> _Stated task_
Could you copy every line from the material below in which "name" appears?

> _Exercise data_
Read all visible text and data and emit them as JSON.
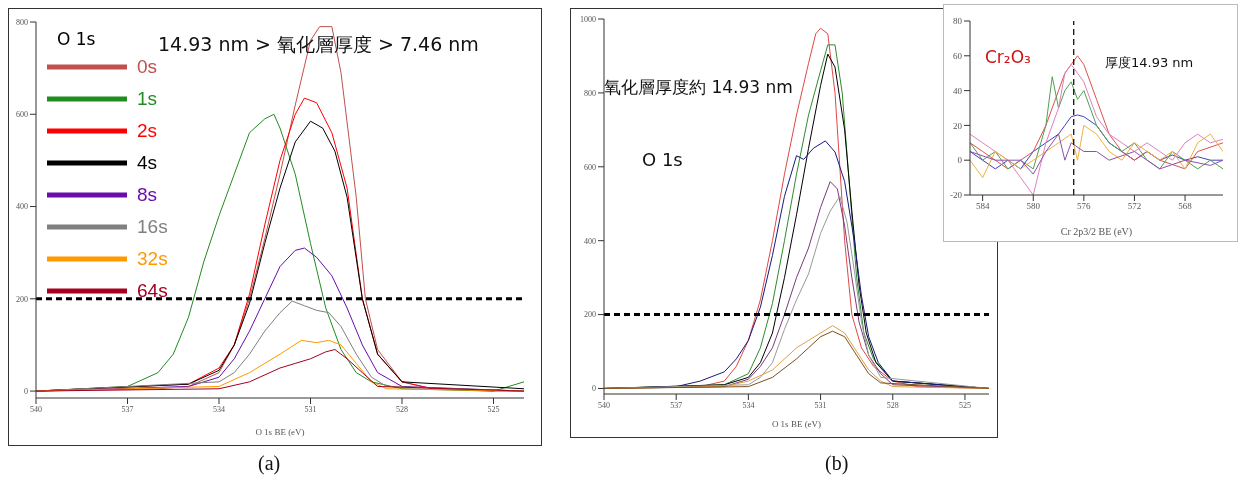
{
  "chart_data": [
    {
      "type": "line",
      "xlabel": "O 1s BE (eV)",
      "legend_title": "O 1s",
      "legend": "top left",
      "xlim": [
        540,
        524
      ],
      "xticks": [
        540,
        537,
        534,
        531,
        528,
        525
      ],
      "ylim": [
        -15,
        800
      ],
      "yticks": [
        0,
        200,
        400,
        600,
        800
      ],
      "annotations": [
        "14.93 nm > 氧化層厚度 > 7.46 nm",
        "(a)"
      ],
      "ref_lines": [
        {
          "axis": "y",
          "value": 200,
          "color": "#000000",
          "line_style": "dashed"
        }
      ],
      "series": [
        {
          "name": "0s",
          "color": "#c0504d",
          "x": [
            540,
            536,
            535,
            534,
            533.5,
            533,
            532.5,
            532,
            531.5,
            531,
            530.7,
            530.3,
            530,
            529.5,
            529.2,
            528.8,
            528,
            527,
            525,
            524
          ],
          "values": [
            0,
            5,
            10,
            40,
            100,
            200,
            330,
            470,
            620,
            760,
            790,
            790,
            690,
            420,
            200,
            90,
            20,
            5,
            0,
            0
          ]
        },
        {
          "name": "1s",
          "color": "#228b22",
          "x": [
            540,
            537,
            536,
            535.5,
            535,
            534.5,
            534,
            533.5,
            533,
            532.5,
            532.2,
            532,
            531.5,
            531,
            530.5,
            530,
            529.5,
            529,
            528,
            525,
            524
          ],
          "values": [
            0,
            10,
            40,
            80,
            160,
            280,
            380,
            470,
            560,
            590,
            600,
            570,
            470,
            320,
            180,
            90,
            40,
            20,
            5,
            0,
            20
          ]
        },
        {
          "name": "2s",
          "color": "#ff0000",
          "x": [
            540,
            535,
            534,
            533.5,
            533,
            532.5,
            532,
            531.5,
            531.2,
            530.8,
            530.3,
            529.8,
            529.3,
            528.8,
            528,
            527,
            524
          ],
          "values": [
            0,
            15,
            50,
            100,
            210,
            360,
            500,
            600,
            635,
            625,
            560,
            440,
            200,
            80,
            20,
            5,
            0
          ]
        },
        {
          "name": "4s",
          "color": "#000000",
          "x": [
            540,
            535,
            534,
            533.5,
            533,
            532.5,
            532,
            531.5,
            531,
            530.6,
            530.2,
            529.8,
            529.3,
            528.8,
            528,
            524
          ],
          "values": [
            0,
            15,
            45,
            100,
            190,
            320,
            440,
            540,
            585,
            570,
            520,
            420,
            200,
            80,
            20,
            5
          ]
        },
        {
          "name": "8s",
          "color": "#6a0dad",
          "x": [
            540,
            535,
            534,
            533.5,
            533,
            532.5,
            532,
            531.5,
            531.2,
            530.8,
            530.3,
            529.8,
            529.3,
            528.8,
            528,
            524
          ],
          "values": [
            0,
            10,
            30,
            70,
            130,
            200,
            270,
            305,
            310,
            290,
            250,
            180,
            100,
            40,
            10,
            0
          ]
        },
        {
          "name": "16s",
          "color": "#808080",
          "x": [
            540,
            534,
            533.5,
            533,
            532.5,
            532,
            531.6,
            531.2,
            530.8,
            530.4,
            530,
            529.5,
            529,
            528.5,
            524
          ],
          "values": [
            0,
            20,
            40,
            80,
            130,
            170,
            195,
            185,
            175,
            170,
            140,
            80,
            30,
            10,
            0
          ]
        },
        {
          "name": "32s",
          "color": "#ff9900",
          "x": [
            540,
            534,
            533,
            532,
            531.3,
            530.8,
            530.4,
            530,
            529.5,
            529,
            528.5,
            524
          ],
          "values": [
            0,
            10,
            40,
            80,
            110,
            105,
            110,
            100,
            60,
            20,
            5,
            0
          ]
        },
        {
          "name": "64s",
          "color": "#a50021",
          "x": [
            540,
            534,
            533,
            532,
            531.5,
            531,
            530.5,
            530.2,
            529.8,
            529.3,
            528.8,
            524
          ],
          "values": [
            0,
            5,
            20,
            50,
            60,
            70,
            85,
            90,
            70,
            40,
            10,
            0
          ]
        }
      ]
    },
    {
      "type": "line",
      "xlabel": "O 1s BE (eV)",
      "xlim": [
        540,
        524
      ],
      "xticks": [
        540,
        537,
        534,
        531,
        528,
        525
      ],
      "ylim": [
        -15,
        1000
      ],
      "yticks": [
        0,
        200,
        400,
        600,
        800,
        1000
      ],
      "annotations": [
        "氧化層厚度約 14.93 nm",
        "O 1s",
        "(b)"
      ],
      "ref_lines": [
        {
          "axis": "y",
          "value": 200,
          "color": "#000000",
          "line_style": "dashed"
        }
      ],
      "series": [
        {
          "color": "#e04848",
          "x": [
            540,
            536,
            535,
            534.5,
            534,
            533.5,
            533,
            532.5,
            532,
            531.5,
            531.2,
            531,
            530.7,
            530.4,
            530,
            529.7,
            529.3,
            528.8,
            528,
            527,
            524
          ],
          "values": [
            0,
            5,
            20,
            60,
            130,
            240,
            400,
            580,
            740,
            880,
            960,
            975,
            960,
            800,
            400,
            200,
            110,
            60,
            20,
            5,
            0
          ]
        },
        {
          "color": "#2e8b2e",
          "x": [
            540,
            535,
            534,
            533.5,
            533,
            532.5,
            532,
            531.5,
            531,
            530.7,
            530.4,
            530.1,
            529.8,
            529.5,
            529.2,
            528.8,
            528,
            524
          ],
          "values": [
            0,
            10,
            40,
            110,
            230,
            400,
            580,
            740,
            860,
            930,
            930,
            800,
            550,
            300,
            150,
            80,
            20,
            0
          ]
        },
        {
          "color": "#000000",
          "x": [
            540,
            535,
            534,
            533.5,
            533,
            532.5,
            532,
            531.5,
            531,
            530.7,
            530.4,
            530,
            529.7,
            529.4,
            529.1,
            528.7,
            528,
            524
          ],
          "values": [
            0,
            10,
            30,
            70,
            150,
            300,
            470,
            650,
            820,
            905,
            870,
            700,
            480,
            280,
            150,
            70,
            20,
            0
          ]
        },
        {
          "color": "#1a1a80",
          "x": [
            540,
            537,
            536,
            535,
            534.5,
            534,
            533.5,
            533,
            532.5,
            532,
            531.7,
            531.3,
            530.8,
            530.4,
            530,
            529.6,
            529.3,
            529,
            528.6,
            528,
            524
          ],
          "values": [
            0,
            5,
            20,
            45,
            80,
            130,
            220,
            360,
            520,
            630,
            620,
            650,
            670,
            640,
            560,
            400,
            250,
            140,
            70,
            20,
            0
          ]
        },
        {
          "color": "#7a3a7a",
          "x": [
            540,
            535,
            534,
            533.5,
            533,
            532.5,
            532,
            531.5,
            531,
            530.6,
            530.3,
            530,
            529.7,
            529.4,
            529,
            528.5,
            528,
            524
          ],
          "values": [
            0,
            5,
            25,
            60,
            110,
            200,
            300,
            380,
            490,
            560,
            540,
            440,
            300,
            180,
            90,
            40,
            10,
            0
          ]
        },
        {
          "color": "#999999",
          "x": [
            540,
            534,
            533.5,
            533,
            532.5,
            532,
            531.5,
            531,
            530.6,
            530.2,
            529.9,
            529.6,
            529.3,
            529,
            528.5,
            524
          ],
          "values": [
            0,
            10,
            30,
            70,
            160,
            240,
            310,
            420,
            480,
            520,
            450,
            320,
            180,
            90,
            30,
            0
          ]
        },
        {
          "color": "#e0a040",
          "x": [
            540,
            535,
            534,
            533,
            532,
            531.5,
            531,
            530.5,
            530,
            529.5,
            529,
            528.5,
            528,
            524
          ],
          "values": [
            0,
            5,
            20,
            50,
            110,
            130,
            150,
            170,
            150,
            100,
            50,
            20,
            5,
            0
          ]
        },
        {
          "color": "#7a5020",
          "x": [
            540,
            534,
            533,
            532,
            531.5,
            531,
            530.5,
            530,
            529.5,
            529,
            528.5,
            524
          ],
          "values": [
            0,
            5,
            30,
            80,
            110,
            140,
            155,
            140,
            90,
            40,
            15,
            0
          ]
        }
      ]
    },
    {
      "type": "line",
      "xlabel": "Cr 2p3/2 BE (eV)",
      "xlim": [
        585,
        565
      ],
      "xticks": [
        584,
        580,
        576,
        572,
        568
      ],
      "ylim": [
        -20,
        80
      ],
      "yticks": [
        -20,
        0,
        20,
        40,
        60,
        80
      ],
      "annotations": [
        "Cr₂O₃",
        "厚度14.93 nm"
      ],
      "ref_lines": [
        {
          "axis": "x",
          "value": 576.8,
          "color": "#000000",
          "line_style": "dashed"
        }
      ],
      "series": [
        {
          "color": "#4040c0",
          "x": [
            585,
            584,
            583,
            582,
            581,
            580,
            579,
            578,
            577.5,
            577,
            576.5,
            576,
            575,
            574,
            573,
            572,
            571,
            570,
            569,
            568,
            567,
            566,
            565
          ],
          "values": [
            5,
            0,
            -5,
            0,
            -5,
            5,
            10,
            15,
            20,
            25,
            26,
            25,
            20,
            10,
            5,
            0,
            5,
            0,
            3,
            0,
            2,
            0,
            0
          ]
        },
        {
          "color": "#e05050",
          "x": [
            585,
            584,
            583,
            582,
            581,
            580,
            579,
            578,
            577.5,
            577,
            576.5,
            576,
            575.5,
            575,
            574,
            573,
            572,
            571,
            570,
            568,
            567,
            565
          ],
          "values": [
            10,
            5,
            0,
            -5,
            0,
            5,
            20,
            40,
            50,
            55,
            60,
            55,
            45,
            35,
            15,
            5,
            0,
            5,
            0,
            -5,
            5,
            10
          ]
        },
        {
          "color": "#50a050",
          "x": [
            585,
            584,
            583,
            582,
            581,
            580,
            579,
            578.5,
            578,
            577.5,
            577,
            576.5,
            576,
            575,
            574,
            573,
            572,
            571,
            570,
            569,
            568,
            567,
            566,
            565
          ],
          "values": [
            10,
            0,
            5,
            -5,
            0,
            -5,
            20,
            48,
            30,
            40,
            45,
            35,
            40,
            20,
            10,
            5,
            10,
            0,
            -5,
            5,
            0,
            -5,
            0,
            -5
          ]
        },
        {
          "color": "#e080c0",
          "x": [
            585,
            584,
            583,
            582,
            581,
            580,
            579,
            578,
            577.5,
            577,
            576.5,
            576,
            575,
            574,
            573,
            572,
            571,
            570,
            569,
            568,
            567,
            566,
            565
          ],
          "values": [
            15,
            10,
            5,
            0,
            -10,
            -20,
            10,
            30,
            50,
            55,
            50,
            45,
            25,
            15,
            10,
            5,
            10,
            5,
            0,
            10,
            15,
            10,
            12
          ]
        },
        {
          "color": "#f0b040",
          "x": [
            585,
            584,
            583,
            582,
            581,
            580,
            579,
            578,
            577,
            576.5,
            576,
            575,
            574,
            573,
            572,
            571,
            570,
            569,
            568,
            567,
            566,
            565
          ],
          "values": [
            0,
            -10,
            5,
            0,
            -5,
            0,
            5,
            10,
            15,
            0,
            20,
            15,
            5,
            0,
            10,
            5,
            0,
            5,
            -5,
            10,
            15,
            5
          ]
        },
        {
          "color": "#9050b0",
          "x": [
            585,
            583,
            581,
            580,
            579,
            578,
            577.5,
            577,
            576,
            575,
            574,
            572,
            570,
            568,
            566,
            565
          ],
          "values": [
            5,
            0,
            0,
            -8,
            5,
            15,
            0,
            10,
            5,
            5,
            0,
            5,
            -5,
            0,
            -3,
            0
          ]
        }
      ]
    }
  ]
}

> _Result of this task_
          "name": "0s",
          "name": "1s",
          "name": "2s",
          "name": "4s",
          "name": "8s",
          "name": "16s",
          "name": "32s",
          "name": "64s",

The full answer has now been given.